----- Supplied material -----
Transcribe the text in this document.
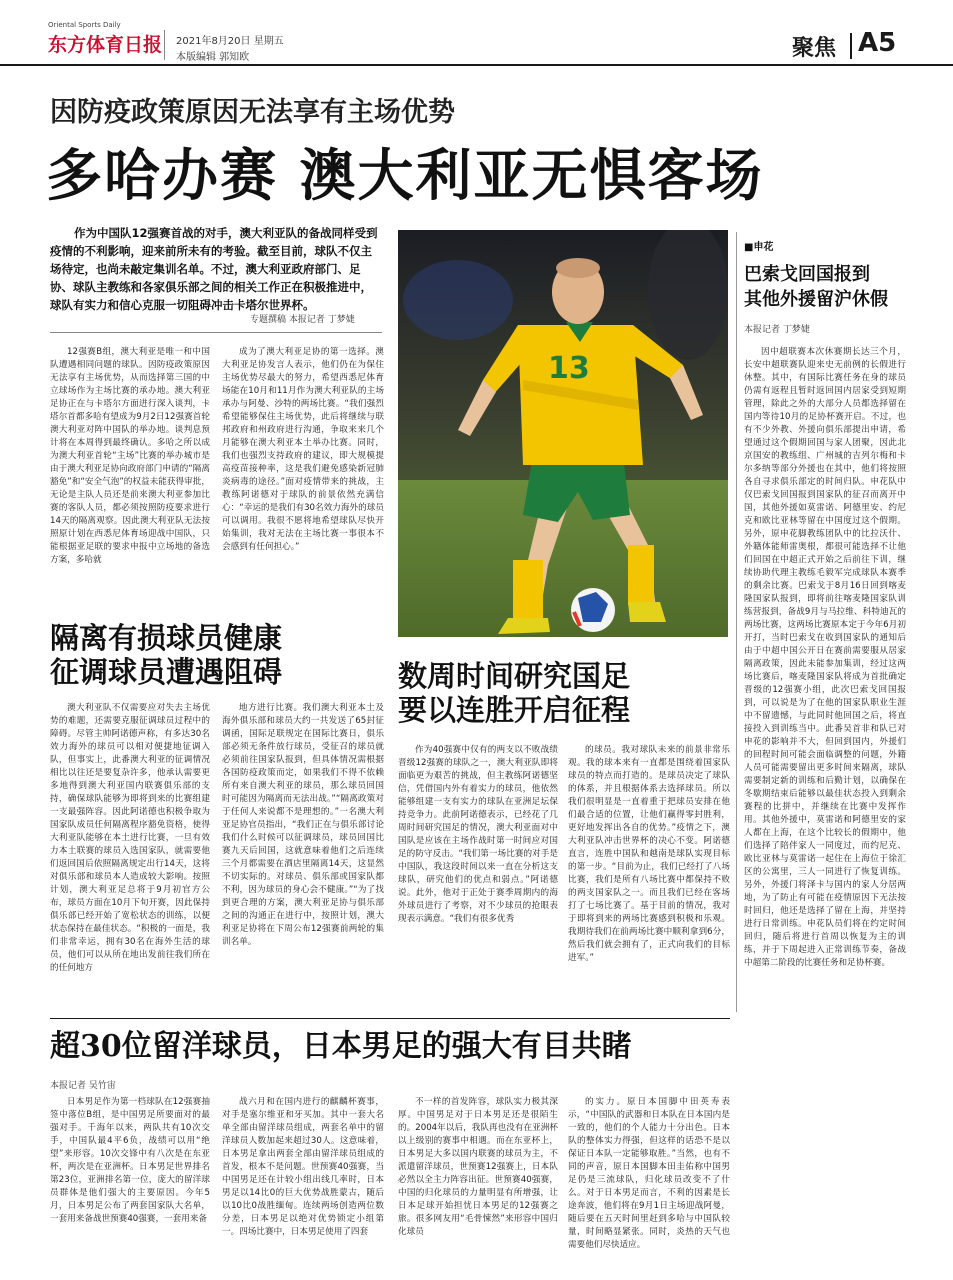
Oriental Sports Daily
东方体育日报 2021年8月20日 星期五
本版编辑 郭知欧	聚焦 A5
因防疫政策原因无法享有主场优势
多哈办赛 澳大利亚无惧客场
作为中国队12强赛首战的对手，澳大利亚队的备战同样受到疫情的不利影响，迎来前所未有的考验。截至目前，球队不仅主场待定，也尚未敲定集训名单。不过，澳大利亚政府部门、足协、球队主教练和各家俱乐部之间的相关工作正在积极推进中，球队有实力和信心克服一切阻碍冲击卡塔尔世界杯。
专题撰稿 本报记者 丁梦婕
12强赛B组，澳大利亚是唯一和中国队遭遇相同问题的球队。因防疫政策原因无法享有主场优势，从而选择第三国的中立球场作为主场比赛的承办地。澳大利亚足协正在与卡塔尔方面进行深入谈判，卡塔尔首都多哈有望成为9月2日12强赛首轮澳大利亚对阵中国队的举办地。谈判息预计将在本周得到最终确认。多哈之所以成为澳大利亚首轮“主场”比赛的举办城市是由于澳大利亚足协向政府部门申请的“隔离豁免”和“安全气泡”的权益未能获得审批，无论是主队人员还是前来澳大利亚参加比赛的客队人员，都必须按照防疫要求进行14天的隔离观察。因此澳大利亚队无法按照原计划在西悉尼体育场迎战中国队，只能根据亚足联的要求申报中立场地的备选方案，多哈就
成为了澳大利亚足协的第一选择。澳大利亚足协发言人表示，他们仍在为保住主场优势尽最大的努力，希望西悉尼体育场能在10月和11月作为澳大利亚队的主场承办与阿曼、沙特的两场比赛。“我们强烈希望能够保住主场优势，此后将继续与联邦政府和州政府进行沟通，争取来来几个月能够在澳大利亚本土举办比赛。同时，我们也强烈支持政府的建议，即大规模提高疫苗接种率，这是我们避免感染新冠肺炎病毒的途径。”面对疫情带来的挑战，主教练阿诺德对于球队的前景依然充满信心：“幸运的是我们有30名效力海外的球员可以调用。我很不愿将地希望球队尽快开始集训，我对无法在主场比赛一事很本不会感到有任何担心。”
13
隔离有损球员健康
征调球员遭遇阻碍
澳大利亚队不仅需要应对失去主场优势的难题，还需要克服征调球员过程中的障碍。尽管主帅阿诺德声称，有多达30名效力海外的球员可以相对便捷地征调入队，但事实上，此番澳大利亚的征调情况相比以往还是要复杂许多，他承认需要更多地得到澳大利亚国内联赛俱乐部的支持，确保球队能够为即将到来的比赛组建一支最强阵容。因此阿诺德也积极争取为国家队成员任何隔离程序豁免资格，使得大利亚队能够在本土进行比赛，一旦有效力本土联赛的球员入选国家队，就需要他们返回国后依照隔离规定出行14天，这将对俱乐部和球员本人造成较大影响。按照计划，澳大利亚足总将于9月初官方公布，球员方面在10月下旬开赛，因此保持俱乐部已经开始了宽松状态的训练，以便状态保持在最佳状态。“积极的一面是，我们非常幸运，拥有30名在海外生活的球员，他们可以从所在地出发前往我们所在的任何地方
地方进行比赛。我们澳大利亚本土及海外俱乐部和球员大约一共发送了65封征调函，国际足联规定在国际比赛日，俱乐部必须无条件放行球员，受征召的球员就必须前往国家队报到，但具体情况需根据各国防疫政策而定，如果我们不得不依赖所有来自澳大利亚的球员，那么球员回国时可能因为隔离而无法出战。”“隔离政策对于任何人来说都不是理想的。”一名澳大利亚足协官员指出，“我们正在与俱乐部讨论我们什么时候可以征调球员，球员回国比赛九天后回国，这就意味着他们之后连续三个月都需要在酒店里隔离14天，这显然不切实际的。对球员、俱乐部或国家队都不利，因为球员的身心会不健康。”“为了找到更合理的方案，澳大利亚足协与俱乐部之间的沟通正在进行中，按照计划，澳大利亚足协将在下周公布12强赛前两轮的集训名单。
数周时间研究国足
要以连胜开启征程
作为40强赛中仅有的两支以不败战绩晋级12强赛的球队之一，澳大利亚队即将面临更为艰苦的挑战，但主教练阿诺德坚信，凭借国内外有着实力的球员，他依然能够组建一支有实力的球队在亚洲足坛保持竞争力。此前阿诺德表示，已经花了几周时间研究国足的情况，澳大利亚面对中国队是应该在主场作战时第一时间应对国足的防守反击。“我们第一场比赛的对手是中国队，我这段时间以来一直在分析这支球队，研究他们的优点和弱点。”阿诺德说。此外，他对于正处于赛季周期内的海外球员进行了考察，对不少球员的抢眼表现表示满意。“我们有很多优秀
的球员。我对球队未来的前景非常乐观。我的球本来有一直都是围绕着国家队球员的特点而打造的。是球员决定了球队的体系，并且根据体系去选择球员。所以我们很明显是一直着重于把球员安排在他们最合适的位置，让他们赢得零封胜利，更好地发挥出各自的优势。”疫情之下，澳大利亚队冲击世界杯的决心不变。阿诺德直言，连胜中国队和越南是球队实现目标的第一步。“目前为止，我们已经打了八场比赛，我们是所有八场比赛中都保持不败的两支国家队之一。而且我们已经在客场打了七场比赛了。基于目前的情况，我对于即将到来的两场比赛感到积极和乐观。我期待我们在前两场比赛中顺利拿到6分，然后我们就会拥有了，正式向我们的目标进军。”
■申花
巴索戈回国报到
其他外援留沪休假
本报记者 丁梦婕
因中超联赛本次休赛期长达三个月，长安中超联赛队迎来史无前例的长假进行休整。其中，有国际比赛任务在身的球员仍需有返程且暂时返回国内居家受到短期管理，除此之外的大部分人员都选择留在国内等待10月的足协杯赛开启。不过，也有不少外教、外援向俱乐部提出申请，希望通过这个假期回国与家人团聚，因此北京国安的教练组、广州城的吉列尔梅和卡尔多纳等部分外援也在其中，他们将按照各自寻求俱乐部定的时间归队。申花队中仅巴索戈回国报到国家队的征召而离开中国，其他外援如莫雷诺、阿德里安、约尼克和欧比亚林等留在中国度过这个假期。另外，原申花脚教练团队中的比拉沃什、外籍体能师雷奥根，都很可能选择不让他们回国在中超正式开始之后前往下训，继续协助代理主教练毛毅军完成球队本赛季的剩余比赛。巴索戈于8月16日回到喀麦隆国家队报到，即将前往喀麦隆国家队训练营报到，备战9月与马拉维、科特迪瓦的两场比赛，这两场比赛原本定于今年6月初开打，当时巴索戈在收到国家队的通知后由于中超中国公开日在赛前需要服从居家隔离政策，因此未能参加集训，经过这两场比赛后，喀麦隆国家队将成为首批确定晋级的12强赛小组，此次巴索戈回国报到，可以说是为了在他的国家队职业生涯中不留遗憾，与此同时他回国之后，将直接投入到训练当中。此番吴首非和队已对申花的影响并不大，但回到国内，外援们的回程时间可能会面临调整的问题，外籍人员可能需要留出更多时间来隔离，球队需要制定新的训练和后勤计划，以确保在冬歇期结束后能够以最佳状态投入到剩余赛程的比拼中，并继续在比赛中发挥作用。其他外援中，莫雷诺和阿德里安的家人都在上海，在这个比较长的假期中，他们选择了陪伴家人一同度过，而约尼克、欧比亚林与莫雷诺一起住在上海位于徐汇区的公寓里，三人一同进行了恢复训练。另外，外援门将泽卡与国内的家人分居两地，为了防止有可能在疫情原因下无法按时回归，他还是选择了留在上海，并坚持进行日常训练。申花队员们将在约定时间回归，随后将进行首周以恢复为主的训练，并于下周起进入正常训练节奏，备战中超第二阶段的比赛任务和足协杯赛。
超30位留洋球员，日本男足的强大有目共睹
本报记者 吴竹宙
日本男足作为第一档球队在12强赛抽签中落位B组，是中国男足所要面对的最强对手。千海年以来，两队共有10次交手，中国队最4平6负，战绩可以用“绝望”来形容。10次交锋中有八次是在东亚杯，两次是在亚洲杯。日本男足世界排名第23位，亚洲排名第一位，庞大的留洋球员群体是他们强大的主要原因。今年5月，日本男足公布了两套国家队大名单，一套用来备战世预赛40强赛，一套用来备
战六月和在国内进行的麒麟杯赛事，对手是塞尔维亚和牙买加。其中一套大名单全部由留洋球员组成，两套名单中的留洋球员人数加起来超过30人。这意味着，日本男足拿出两套全部由留洋球员组成的首发，根本不是问题。世预赛40强赛，当中国男足还在计较小组出线几率时，日本男足以14比0的巨大优势战胜蒙古，随后以10比0战胜缅甸。连续两场创造两位数分差，日本男足以绝对优势锁定小组第一。四场比赛中，日本男足使用了四套
不一样的首发阵容，球队实力极其深厚。中国男足对于日本男足还是很陌生的。2004年以后，我队再也没有在亚洲杯以上级别的赛事中相遇。而在东亚杯上，日本男足大多以国内联赛的球员为主，不派遣留洋球员，世预赛12强赛上，日本队必然以全主力阵容出征。世预赛40强赛，中国的归化球员的力量明显有所增强，让日本足球开始担忧日本男足的12强赛之旅。很多网友用“毛骨悚然”来形容中国归化球员
的实力。原日本国脚中田英寿表示，“中国队的武器和日本队在日本国内是一致的，他们的个人能力十分出色。日本队的整体实力得强，但这样的话恐不是以保证日本队一定能够取胜。”当然，也有不同的声音，原日本国脚本田圭佑称中国男足仍是三流球队，归化球员改变不了什么。对于日本男足而言，不利的因素是长途奔波，他们将在9月1日主场迎战阿曼，随后要在五天时间里赶到多哈与中国队较量，时间略显紧张。同时，炎热的天气也需要他们尽快适应。
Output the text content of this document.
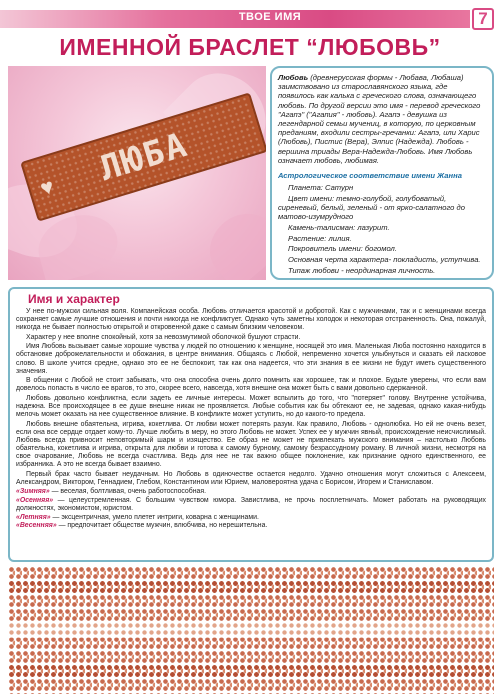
ТВОЕ ИМЯ	7
ИМЕННОЙ БРАСЛЕТ “ЛЮБОВЬ”
♥ ЛЮБА
Любовь (древнерусская формы - Любава, Любаша) заимствовано из старославянского языка, где появилось как калька с греческого слова, означающего любовь. По другой версии это имя - перевод греческого "Агапэ" ("Агапия" - любовь). Агапэ - девушка из легендарной семьи мучениц, в которую, по церковным преданиям, входили сестры-гречанки: Агапэ, или Харис (Любовь), Пистис (Вера), Элпис (Надежда). Любовь - вершина триады Вера-Надежда-Любовь. Имя Любовь означает любовь, любимая.
Астрологическое соответствие имени Жанна
Планета: Сатурн
Цвет имени: темно-голубой, голубоватый, сиреневый, белый, зеленый - от ярко-салатного до матово-изумрудного
Камень-талисман: лазурит.
Растение: лилия.
Покровитель имени: богомол.
Основная черта характера- покладисть, уступчива.
Типаж любови - неординарная личность.
Имя и характер

У нее по-мужски сильная воля. Компанейская особа. Любовь отличается красотой и добротой. Как с мужчинами, так и с женщинами всегда сохраняет самые лучшие отношения и почти никогда не конфликтует. Однако чуть заметны холодок и некоторая отстраненность. Она, пожалуй, никогда не бывает полностью открытой и откровенной даже с самым близким человеком.

Характер у нее вполне спокойный, хотя за невозмутимой оболочкой бушуют страсти.

Имя Любовь вызывает самые хорошие чувства у людей по отношению к женщине, носящей это имя. Маленькая Люба постоянно находится в обстановке доброжелательности и обожания, в центре внимания. Общаясь с Любой, непременно хочется улыбнуться и сказать ей ласковое слово. В школе учится средне, однако это ее не беспокоит, так как она надеется, что эти знания в ее жизни не будут иметь существенного значения.

В общении с Любой не стоит забывать, что она способна очень долго помнить как хорошее, так и плохое. Будьте уверены, что если вам довелось попасть в число ее врагов, то это, скорее всего, навсегда, хотя внешне она может быть с вами довольно сдержанной.

Любовь довольно конфликтна, если задеть ее личные интересы. Может вспылить до того, что "потеряет" голову. Внутренне устойчива, надежна. Все происходящее в ее душе внешне никак не проявляется. Любые события как бы обтекают ее, не задевая, однако какая-нибудь мелочь может оказать на нее существенное влияние. В конфликте может уступить, но до какого-то предела.

Любовь внешне обаятельна, игрива, кокетлива. От любви может потерять разум. Как правило, Любовь - однолюбка. Но ей не очень везет, если она все сердце отдает кому-то. Лучше любить в меру, но этого Любовь не может. Успех ее у мужчин явный, происхождение неисчислимый. Любовь всегда привносит неповторимый шарм и изящество. Ее образ не может не привлекать мужского внимания – настолько Любовь обаятельна, кокетлива и игрива, открыта для любви и готова к самому бурному, самому безрассудному роману. В личной жизни, несмотря на свое очарование, Любовь не всегда счастлива. Ведь для нее не так важно общее поклонение, как признание одного единственного, ее избранника. А это не всегда бывает взаимно.

Первый брак часто бывает неудачным. Но Любовь в одиночестве остается недолго. Удачно отношения могут сложиться с Алексеем, Александром, Виктором, Геннадием, Глебом, Константином или Юрием, маловероятна удача с Борисом, Игорем и Станиславом.

«Зимняя» — веселая, болтливая, очень работоспособная.

«Осенняя» — целеустремленная. С большим чувством юмора. Завистлива, не прочь посплетничать. Может работать на руководящих должностях, экономистом, юристом.

«Летняя» — эксцентричная, умело плетет интриги, коварна с женщинами.

«Весенняя» — предпочитает обществе мужчин, влюбчива, но нерешительна.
-----
To do: Go through the records above and copy every line with the word "отношения".

Answer to this exercise:
У нее по-мужски сильная воля. Компанейская особа. Любовь отличается красотой и добротой. Как с мужчинами, так и с женщинами всегда сохраняет самые лучшие отношения и почти никогда не конфликтует. Однако чуть заметны холодок и некоторая отстраненность. Она, пожалуй, никогда не бывает полностью открытой и откровенной даже с самым близким человеком.
Первый брак часто бывает неудачным. Но Любовь в одиночестве остается недолго. Удачно отношения могут сложиться с Алексеем, Александром, Виктором, Геннадием, Глебом, Константином или Юрием, маловероятна удача с Борисом, Игорем и Станиславом.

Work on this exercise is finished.